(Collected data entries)
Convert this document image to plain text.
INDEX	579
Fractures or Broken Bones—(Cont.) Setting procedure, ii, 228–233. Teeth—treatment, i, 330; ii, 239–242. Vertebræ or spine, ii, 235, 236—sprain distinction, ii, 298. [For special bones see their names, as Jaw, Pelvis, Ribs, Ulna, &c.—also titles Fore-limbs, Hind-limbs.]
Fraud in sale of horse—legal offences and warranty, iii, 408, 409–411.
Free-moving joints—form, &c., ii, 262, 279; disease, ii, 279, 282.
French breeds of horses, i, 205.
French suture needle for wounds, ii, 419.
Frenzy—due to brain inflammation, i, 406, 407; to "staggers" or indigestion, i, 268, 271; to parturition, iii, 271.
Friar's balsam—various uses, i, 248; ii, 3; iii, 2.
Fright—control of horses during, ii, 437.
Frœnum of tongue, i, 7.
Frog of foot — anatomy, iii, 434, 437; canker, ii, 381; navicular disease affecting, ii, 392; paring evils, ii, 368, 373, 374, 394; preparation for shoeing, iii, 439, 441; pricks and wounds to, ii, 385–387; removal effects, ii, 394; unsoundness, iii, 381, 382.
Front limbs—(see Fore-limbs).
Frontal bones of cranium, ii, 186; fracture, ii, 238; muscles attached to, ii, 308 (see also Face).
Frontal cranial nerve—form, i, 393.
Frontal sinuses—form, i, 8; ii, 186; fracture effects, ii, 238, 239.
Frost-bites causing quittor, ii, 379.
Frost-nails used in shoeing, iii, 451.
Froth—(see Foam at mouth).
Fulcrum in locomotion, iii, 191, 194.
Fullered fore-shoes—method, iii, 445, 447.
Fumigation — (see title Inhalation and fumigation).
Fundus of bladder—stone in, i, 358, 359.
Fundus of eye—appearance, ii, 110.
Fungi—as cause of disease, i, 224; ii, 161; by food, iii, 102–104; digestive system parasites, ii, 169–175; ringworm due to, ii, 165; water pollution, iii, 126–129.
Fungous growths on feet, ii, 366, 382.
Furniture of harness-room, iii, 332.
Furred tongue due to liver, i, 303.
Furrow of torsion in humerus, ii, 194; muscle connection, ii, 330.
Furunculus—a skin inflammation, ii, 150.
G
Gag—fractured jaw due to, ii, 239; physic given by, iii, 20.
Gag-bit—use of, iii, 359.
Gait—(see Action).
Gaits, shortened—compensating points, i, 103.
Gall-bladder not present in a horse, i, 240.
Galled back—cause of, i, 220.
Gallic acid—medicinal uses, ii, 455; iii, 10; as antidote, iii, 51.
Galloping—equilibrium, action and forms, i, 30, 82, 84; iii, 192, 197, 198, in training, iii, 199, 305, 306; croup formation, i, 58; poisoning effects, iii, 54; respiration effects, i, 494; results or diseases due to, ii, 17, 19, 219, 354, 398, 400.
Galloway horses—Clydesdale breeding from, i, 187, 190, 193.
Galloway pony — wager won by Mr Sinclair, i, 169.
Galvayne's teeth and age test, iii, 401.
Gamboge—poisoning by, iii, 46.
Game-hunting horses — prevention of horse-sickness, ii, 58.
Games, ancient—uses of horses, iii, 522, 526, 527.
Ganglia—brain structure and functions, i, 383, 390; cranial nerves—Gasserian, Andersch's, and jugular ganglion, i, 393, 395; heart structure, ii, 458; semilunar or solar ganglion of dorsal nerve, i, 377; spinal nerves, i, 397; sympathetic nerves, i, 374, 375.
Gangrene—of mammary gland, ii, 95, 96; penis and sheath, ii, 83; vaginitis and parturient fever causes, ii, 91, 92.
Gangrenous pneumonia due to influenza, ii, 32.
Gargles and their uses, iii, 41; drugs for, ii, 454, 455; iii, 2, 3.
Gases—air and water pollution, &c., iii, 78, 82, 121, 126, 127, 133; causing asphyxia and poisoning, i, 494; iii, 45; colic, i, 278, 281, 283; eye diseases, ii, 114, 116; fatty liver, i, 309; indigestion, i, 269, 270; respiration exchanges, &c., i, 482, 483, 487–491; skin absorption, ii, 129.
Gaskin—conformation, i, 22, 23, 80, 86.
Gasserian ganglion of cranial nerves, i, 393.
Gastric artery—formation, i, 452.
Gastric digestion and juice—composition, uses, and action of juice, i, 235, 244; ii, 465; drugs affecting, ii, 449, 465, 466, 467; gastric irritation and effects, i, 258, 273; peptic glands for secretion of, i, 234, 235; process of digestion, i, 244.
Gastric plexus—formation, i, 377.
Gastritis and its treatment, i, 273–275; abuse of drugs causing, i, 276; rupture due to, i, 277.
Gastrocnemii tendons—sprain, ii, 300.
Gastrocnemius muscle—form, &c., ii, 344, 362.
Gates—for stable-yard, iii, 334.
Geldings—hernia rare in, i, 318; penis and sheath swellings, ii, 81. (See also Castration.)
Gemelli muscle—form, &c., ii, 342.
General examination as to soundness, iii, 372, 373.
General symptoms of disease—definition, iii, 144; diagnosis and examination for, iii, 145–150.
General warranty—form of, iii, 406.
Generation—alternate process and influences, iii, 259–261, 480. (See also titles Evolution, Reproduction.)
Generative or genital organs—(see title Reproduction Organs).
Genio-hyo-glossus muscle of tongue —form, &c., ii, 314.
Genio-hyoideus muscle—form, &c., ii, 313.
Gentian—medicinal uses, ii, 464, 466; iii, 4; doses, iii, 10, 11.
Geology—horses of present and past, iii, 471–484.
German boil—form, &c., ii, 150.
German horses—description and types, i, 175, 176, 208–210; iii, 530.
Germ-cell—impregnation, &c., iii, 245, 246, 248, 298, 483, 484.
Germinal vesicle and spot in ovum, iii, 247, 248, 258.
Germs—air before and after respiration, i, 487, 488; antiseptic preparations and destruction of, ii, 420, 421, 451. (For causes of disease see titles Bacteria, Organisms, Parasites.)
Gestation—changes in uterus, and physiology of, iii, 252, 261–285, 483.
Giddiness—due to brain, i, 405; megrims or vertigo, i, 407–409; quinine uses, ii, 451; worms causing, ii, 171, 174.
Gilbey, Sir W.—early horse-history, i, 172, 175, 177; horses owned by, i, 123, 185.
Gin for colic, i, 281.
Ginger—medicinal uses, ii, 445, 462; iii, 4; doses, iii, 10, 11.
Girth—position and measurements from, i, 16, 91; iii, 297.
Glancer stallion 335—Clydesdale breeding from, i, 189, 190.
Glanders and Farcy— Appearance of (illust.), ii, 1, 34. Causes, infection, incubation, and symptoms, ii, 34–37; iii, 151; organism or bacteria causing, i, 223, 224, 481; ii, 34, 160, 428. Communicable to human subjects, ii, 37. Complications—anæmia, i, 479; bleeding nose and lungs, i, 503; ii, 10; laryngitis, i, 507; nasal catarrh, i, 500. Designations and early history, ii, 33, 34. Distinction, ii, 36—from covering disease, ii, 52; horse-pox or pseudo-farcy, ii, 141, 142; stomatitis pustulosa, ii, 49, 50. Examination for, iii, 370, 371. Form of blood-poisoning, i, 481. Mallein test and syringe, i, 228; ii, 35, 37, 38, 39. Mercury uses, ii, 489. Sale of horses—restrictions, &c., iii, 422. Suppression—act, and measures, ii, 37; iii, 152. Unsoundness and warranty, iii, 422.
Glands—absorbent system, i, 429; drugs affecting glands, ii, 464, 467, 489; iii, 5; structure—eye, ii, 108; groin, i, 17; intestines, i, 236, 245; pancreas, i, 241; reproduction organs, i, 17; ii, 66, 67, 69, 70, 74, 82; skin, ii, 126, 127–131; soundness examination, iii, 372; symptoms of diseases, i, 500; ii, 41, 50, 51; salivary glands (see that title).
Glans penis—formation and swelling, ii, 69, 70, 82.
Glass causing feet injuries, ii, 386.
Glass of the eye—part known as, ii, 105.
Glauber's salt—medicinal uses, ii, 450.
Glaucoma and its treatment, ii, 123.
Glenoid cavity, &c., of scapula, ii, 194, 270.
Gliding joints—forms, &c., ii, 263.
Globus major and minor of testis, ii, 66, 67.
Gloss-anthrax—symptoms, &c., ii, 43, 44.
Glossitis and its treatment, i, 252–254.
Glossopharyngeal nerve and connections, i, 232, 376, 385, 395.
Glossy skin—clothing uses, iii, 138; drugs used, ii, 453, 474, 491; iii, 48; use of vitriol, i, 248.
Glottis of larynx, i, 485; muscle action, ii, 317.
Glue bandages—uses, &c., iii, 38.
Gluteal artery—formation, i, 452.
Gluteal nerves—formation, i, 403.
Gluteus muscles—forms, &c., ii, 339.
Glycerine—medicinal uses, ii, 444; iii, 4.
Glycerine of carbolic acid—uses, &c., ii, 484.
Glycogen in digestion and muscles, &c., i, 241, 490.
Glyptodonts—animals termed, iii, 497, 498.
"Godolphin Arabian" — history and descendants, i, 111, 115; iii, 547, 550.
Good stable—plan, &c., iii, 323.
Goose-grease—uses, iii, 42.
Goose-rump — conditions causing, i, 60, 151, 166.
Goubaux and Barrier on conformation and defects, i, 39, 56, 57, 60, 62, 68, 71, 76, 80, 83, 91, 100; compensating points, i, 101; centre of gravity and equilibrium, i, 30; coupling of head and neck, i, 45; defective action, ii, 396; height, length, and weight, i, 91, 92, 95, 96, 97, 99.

(REQUIREMENT): Scan the records above and report every line with the string "Frost".

(WRITTEN RESPONSE):
Frost-bites causing quittor, ii, 379.
Frost-nails used in shoeing, iii, 451.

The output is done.